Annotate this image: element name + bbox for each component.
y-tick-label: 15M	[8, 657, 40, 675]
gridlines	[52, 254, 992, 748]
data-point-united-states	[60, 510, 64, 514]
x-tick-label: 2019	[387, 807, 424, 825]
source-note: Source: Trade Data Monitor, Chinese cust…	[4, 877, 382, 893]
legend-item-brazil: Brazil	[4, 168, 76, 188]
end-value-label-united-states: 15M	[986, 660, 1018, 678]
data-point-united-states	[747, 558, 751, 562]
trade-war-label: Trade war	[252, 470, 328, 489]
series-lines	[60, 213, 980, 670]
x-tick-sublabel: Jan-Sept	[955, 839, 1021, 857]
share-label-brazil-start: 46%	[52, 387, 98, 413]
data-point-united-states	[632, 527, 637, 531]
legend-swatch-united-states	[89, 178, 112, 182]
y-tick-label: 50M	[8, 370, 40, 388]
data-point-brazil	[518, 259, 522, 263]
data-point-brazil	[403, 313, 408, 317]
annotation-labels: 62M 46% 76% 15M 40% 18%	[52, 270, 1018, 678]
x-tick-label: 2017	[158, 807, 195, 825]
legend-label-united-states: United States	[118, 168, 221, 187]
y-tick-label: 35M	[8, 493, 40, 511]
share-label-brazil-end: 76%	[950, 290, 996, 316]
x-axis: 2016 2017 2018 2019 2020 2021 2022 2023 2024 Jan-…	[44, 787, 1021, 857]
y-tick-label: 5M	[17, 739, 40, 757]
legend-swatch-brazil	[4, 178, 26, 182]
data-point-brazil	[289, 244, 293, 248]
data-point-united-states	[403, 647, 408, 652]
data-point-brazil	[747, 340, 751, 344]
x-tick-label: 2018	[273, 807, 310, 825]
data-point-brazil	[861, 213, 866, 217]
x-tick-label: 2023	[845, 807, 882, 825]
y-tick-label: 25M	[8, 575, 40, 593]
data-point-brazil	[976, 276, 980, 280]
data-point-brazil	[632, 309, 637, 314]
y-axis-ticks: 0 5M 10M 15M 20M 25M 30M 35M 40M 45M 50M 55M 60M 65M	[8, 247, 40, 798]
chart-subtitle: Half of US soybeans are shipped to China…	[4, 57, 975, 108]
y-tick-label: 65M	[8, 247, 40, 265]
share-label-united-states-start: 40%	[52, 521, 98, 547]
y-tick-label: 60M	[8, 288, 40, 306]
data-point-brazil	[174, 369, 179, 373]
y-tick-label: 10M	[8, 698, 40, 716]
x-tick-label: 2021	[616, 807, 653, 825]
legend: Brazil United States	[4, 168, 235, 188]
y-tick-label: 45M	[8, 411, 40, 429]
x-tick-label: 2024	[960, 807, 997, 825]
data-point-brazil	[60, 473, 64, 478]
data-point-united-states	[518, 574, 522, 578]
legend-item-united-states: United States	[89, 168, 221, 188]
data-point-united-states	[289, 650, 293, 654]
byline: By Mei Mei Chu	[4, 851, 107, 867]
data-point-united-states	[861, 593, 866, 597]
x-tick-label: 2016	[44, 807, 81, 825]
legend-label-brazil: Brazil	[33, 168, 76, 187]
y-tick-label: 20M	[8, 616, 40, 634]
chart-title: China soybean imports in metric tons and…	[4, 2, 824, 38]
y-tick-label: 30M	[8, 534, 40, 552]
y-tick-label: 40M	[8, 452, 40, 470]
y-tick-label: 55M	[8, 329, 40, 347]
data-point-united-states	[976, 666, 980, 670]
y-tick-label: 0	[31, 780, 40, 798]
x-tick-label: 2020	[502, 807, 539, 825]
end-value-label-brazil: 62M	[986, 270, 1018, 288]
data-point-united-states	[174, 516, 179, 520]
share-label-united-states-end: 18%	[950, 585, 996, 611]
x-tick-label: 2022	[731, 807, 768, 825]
• • • •
Instruction - Please relabel the records above by changing every "y-tick-label" to "y-axis-label" and leaving everything else as it is.

Worked solution -
Annotate this image: element name + bbox for each component.
y-axis-label: 15M	[8, 657, 40, 675]
gridlines	[52, 254, 992, 748]
data-point-united-states	[60, 510, 64, 514]
x-tick-label: 2019	[387, 807, 424, 825]
source-note: Source: Trade Data Monitor, Chinese cust…	[4, 877, 382, 893]
legend-item-brazil: Brazil	[4, 168, 76, 188]
end-value-label-united-states: 15M	[986, 660, 1018, 678]
data-point-united-states	[747, 558, 751, 562]
trade-war-label: Trade war	[252, 470, 328, 489]
series-lines	[60, 213, 980, 670]
x-tick-sublabel: Jan-Sept	[955, 839, 1021, 857]
share-label-brazil-start: 46%	[52, 387, 98, 413]
data-point-united-states	[632, 527, 637, 531]
legend-swatch-united-states	[89, 178, 112, 182]
y-axis-label: 50M	[8, 370, 40, 388]
data-point-brazil	[518, 259, 522, 263]
data-point-brazil	[403, 313, 408, 317]
annotation-labels: 62M 46% 76% 15M 40% 18%	[52, 270, 1018, 678]
x-tick-label: 2017	[158, 807, 195, 825]
legend-label-united-states: United States	[118, 168, 221, 187]
y-axis-label: 35M	[8, 493, 40, 511]
share-label-brazil-end: 76%	[950, 290, 996, 316]
x-axis: 2016 2017 2018 2019 2020 2021 2022 2023 2024 Jan-…	[44, 787, 1021, 857]
y-axis-label: 5M	[17, 739, 40, 757]
legend-swatch-brazil	[4, 178, 26, 182]
data-point-brazil	[289, 244, 293, 248]
data-point-united-states	[403, 647, 408, 652]
data-point-brazil	[747, 340, 751, 344]
x-tick-label: 2018	[273, 807, 310, 825]
data-point-brazil	[861, 213, 866, 217]
x-tick-label: 2023	[845, 807, 882, 825]
y-axis-label: 25M	[8, 575, 40, 593]
data-point-brazil	[976, 276, 980, 280]
data-point-brazil	[632, 309, 637, 314]
y-axis-ticks: 0 5M 10M 15M 20M 25M 30M 35M 40M 45M 50M 55M 60M 65M	[8, 247, 40, 798]
chart-subtitle: Half of US soybeans are shipped to China…	[4, 57, 975, 108]
y-axis-label: 65M	[8, 247, 40, 265]
share-label-united-states-start: 40%	[52, 521, 98, 547]
y-axis-label: 60M	[8, 288, 40, 306]
data-point-brazil	[174, 369, 179, 373]
y-axis-label: 10M	[8, 698, 40, 716]
x-tick-label: 2021	[616, 807, 653, 825]
legend: Brazil United States	[4, 168, 235, 188]
y-axis-label: 45M	[8, 411, 40, 429]
x-tick-label: 2024	[960, 807, 997, 825]
data-point-brazil	[60, 473, 64, 478]
data-point-united-states	[518, 574, 522, 578]
legend-item-united-states: United States	[89, 168, 221, 188]
data-point-united-states	[289, 650, 293, 654]
byline: By Mei Mei Chu	[4, 851, 107, 867]
data-point-united-states	[861, 593, 866, 597]
x-tick-label: 2016	[44, 807, 81, 825]
legend-label-brazil: Brazil	[33, 168, 76, 187]
y-axis-label: 20M	[8, 616, 40, 634]
chart-title: China soybean imports in metric tons and…	[4, 2, 824, 38]
y-axis-label: 30M	[8, 534, 40, 552]
y-axis-label: 40M	[8, 452, 40, 470]
y-axis-label: 55M	[8, 329, 40, 347]
data-point-united-states	[976, 666, 980, 670]
y-axis-label: 0	[31, 780, 40, 798]
x-tick-label: 2020	[502, 807, 539, 825]
end-value-label-brazil: 62M	[986, 270, 1018, 288]
data-point-united-states	[174, 516, 179, 520]
share-label-united-states-end: 18%	[950, 585, 996, 611]
x-tick-label: 2022	[731, 807, 768, 825]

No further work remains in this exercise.